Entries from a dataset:
▶

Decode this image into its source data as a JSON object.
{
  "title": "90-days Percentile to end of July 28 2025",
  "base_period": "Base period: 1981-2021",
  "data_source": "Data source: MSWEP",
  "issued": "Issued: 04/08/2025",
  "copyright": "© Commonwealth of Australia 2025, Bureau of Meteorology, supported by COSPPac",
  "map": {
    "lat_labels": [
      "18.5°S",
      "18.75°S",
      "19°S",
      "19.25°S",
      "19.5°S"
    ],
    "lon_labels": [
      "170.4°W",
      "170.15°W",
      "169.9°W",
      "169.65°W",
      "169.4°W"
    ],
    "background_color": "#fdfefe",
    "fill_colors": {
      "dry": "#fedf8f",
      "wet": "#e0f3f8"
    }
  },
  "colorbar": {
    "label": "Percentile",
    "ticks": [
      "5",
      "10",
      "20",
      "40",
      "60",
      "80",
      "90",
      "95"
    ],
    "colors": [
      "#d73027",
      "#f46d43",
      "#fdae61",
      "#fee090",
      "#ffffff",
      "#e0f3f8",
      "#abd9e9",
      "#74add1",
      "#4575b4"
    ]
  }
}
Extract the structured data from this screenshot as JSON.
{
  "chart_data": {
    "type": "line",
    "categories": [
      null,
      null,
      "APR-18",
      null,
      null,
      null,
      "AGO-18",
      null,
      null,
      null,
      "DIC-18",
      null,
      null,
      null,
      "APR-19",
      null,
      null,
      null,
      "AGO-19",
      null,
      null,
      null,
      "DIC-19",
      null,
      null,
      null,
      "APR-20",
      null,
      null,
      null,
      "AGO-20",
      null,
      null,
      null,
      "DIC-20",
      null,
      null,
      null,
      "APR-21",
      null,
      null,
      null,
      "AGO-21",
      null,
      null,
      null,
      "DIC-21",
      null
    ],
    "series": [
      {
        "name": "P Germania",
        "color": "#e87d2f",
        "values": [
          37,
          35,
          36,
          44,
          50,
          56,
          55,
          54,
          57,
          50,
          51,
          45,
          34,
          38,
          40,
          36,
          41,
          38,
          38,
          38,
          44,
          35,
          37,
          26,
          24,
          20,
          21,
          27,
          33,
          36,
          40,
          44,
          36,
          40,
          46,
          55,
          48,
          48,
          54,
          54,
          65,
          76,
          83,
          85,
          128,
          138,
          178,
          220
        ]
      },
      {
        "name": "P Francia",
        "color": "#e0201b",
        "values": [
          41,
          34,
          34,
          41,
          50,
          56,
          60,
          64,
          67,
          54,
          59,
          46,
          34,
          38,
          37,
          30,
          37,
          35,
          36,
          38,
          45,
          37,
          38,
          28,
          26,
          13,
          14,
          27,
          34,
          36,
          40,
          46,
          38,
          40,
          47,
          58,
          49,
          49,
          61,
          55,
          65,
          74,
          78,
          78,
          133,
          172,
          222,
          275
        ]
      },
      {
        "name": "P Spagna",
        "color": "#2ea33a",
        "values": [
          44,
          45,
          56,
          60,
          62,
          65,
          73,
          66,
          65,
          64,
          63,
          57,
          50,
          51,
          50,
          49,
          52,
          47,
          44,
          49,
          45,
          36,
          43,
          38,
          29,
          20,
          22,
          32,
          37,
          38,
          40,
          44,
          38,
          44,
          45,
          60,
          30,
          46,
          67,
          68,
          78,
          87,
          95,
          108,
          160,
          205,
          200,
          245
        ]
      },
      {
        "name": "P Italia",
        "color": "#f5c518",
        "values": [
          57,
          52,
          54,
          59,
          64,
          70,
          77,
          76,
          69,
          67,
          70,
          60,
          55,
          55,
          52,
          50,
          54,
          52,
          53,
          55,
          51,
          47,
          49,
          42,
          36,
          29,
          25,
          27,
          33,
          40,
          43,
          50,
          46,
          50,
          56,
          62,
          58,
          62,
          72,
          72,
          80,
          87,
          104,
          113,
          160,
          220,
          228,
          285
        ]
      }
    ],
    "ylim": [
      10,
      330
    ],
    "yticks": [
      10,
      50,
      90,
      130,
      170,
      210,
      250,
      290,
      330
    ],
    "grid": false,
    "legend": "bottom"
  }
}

◀

Exercise requirements:
Give back only a number, the number of lines where the string "this" occurs.

Exercise answer:
2